- **DATA**:
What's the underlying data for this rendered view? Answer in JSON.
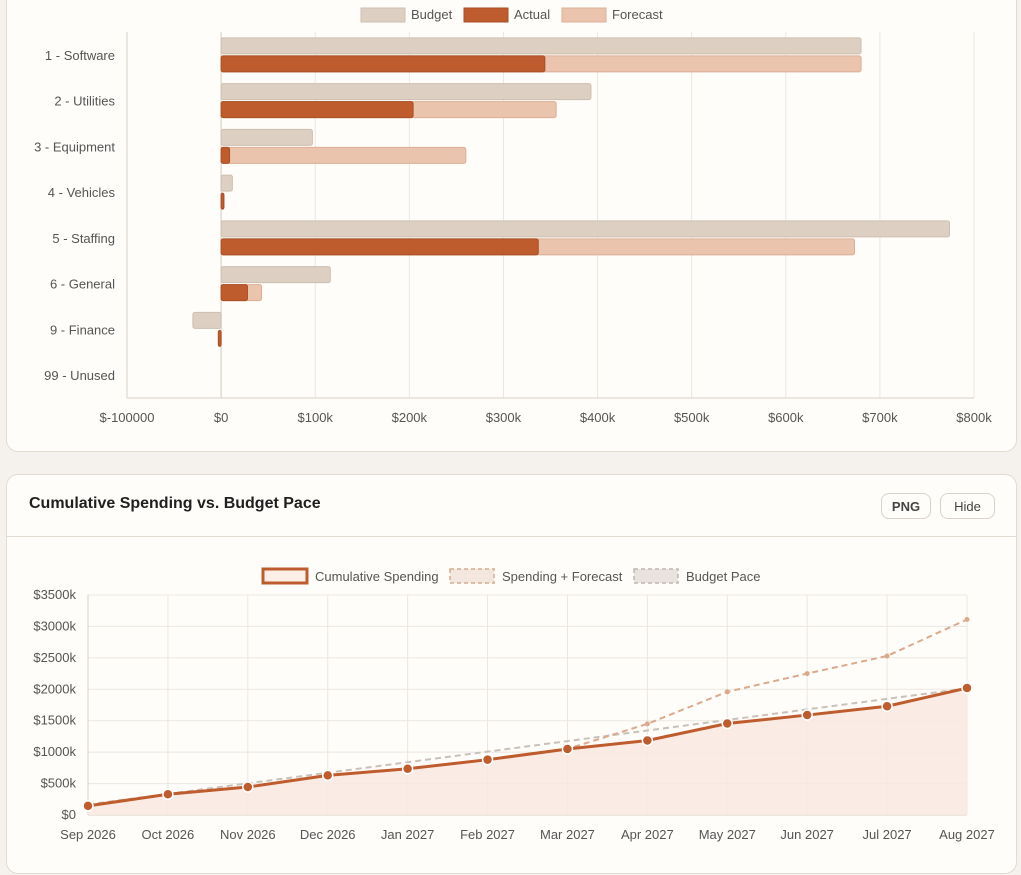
{
  "budget_chart": {
    "chart_data": {
      "type": "bar",
      "orientation": "horizontal",
      "categories": [
        "1 - Software",
        "2 - Utilities",
        "3 - Equipment",
        "4 - Vehicles",
        "5 - Staffing",
        "6 - General",
        "9 - Finance",
        "99 - Unused"
      ],
      "series": [
        {
          "name": "Budget",
          "values": [
            680000,
            393000,
            97000,
            12000,
            774000,
            116000,
            -30000,
            0
          ]
        },
        {
          "name": "Actual",
          "values": [
            344000,
            204000,
            9000,
            3000,
            337000,
            28000,
            -3000,
            0
          ]
        },
        {
          "name": "Forecast",
          "values": [
            680000,
            356000,
            260000,
            3000,
            673000,
            43000,
            0,
            0
          ]
        }
      ],
      "xlim": [
        -100000,
        800000
      ],
      "x_ticks": [
        -100000,
        0,
        100000,
        200000,
        300000,
        400000,
        500000,
        600000,
        700000,
        800000
      ],
      "x_tick_labels": [
        "$-100000",
        "$0",
        "$100k",
        "$200k",
        "$300k",
        "$400k",
        "$500k",
        "$600k",
        "$700k",
        "$800k"
      ],
      "legend": [
        "Budget",
        "Actual",
        "Forecast"
      ],
      "legend_position": "top-center",
      "grid": true
    }
  },
  "cumulative_card": {
    "title": "Cumulative Spending vs. Budget Pace",
    "png_label": "PNG",
    "hide_label": "Hide",
    "chart_data": {
      "type": "line",
      "title": "Cumulative Spending vs. Budget Pace",
      "categories": [
        "Sep 2026",
        "Oct 2026",
        "Nov 2026",
        "Dec 2026",
        "Jan 2027",
        "Feb 2027",
        "Mar 2027",
        "Apr 2027",
        "May 2027",
        "Jun 2027",
        "Jul 2027",
        "Aug 2027"
      ],
      "series": [
        {
          "name": "Cumulative Spending",
          "values": [
            145000,
            330000,
            445000,
            630000,
            735000,
            880000,
            1050000,
            1185000,
            1455000,
            1590000,
            1730000,
            2020000
          ],
          "style": "solid-filled"
        },
        {
          "name": "Spending + Forecast",
          "values": [
            145000,
            330000,
            445000,
            630000,
            735000,
            880000,
            1050000,
            1450000,
            1960000,
            2250000,
            2530000,
            3110000
          ],
          "style": "dashed"
        },
        {
          "name": "Budget Pace",
          "values": [
            168000,
            336000,
            504000,
            672000,
            840000,
            1008000,
            1176000,
            1344000,
            1512000,
            1680000,
            1848000,
            2016000
          ],
          "style": "dashed"
        }
      ],
      "ylim": [
        0,
        3500000
      ],
      "y_ticks": [
        0,
        500000,
        1000000,
        1500000,
        2000000,
        2500000,
        3000000,
        3500000
      ],
      "y_tick_labels": [
        "$0",
        "$500k",
        "$1000k",
        "$1500k",
        "$2000k",
        "$2500k",
        "$3000k",
        "$3500k"
      ],
      "legend": [
        "Cumulative Spending",
        "Spending + Forecast",
        "Budget Pace"
      ],
      "legend_position": "top-center",
      "grid": true
    }
  },
  "colors": {
    "budget": "#ddd0c2",
    "actual": "#bf5c2e",
    "forecast": "#ebc4ae",
    "grid": "#ece6df",
    "axis": "#d8d0c6",
    "area": "#f9e9df"
  }
}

- **PROMPT**: Omit the images and transcribe all of the records above word for word.

- **TASK RESPONSE**:
What's the underlying data for this rendered view? Answer in JSON.
{
  "budget_chart": {
    "chart_data": {
      "type": "bar",
      "orientation": "horizontal",
      "categories": [
        "1 - Software",
        "2 - Utilities",
        "3 - Equipment",
        "4 - Vehicles",
        "5 - Staffing",
        "6 - General",
        "9 - Finance",
        "99 - Unused"
      ],
      "series": [
        {
          "name": "Budget",
          "values": [
            680000,
            393000,
            97000,
            12000,
            774000,
            116000,
            -30000,
            0
          ]
        },
        {
          "name": "Actual",
          "values": [
            344000,
            204000,
            9000,
            3000,
            337000,
            28000,
            -3000,
            0
          ]
        },
        {
          "name": "Forecast",
          "values": [
            680000,
            356000,
            260000,
            3000,
            673000,
            43000,
            0,
            0
          ]
        }
      ],
      "xlim": [
        -100000,
        800000
      ],
      "x_ticks": [
        -100000,
        0,
        100000,
        200000,
        300000,
        400000,
        500000,
        600000,
        700000,
        800000
      ],
      "x_tick_labels": [
        "$-100000",
        "$0",
        "$100k",
        "$200k",
        "$300k",
        "$400k",
        "$500k",
        "$600k",
        "$700k",
        "$800k"
      ],
      "legend": [
        "Budget",
        "Actual",
        "Forecast"
      ],
      "legend_position": "top-center",
      "grid": true
    }
  },
  "cumulative_card": {
    "title": "Cumulative Spending vs. Budget Pace",
    "png_label": "PNG",
    "hide_label": "Hide",
    "chart_data": {
      "type": "line",
      "title": "Cumulative Spending vs. Budget Pace",
      "categories": [
        "Sep 2026",
        "Oct 2026",
        "Nov 2026",
        "Dec 2026",
        "Jan 2027",
        "Feb 2027",
        "Mar 2027",
        "Apr 2027",
        "May 2027",
        "Jun 2027",
        "Jul 2027",
        "Aug 2027"
      ],
      "series": [
        {
          "name": "Cumulative Spending",
          "values": [
            145000,
            330000,
            445000,
            630000,
            735000,
            880000,
            1050000,
            1185000,
            1455000,
            1590000,
            1730000,
            2020000
          ],
          "style": "solid-filled"
        },
        {
          "name": "Spending + Forecast",
          "values": [
            145000,
            330000,
            445000,
            630000,
            735000,
            880000,
            1050000,
            1450000,
            1960000,
            2250000,
            2530000,
            3110000
          ],
          "style": "dashed"
        },
        {
          "name": "Budget Pace",
          "values": [
            168000,
            336000,
            504000,
            672000,
            840000,
            1008000,
            1176000,
            1344000,
            1512000,
            1680000,
            1848000,
            2016000
          ],
          "style": "dashed"
        }
      ],
      "ylim": [
        0,
        3500000
      ],
      "y_ticks": [
        0,
        500000,
        1000000,
        1500000,
        2000000,
        2500000,
        3000000,
        3500000
      ],
      "y_tick_labels": [
        "$0",
        "$500k",
        "$1000k",
        "$1500k",
        "$2000k",
        "$2500k",
        "$3000k",
        "$3500k"
      ],
      "legend": [
        "Cumulative Spending",
        "Spending + Forecast",
        "Budget Pace"
      ],
      "legend_position": "top-center",
      "grid": true
    }
  },
  "colors": {
    "budget": "#ddd0c2",
    "actual": "#bf5c2e",
    "forecast": "#ebc4ae",
    "grid": "#ece6df",
    "axis": "#d8d0c6",
    "area": "#f9e9df"
  }
}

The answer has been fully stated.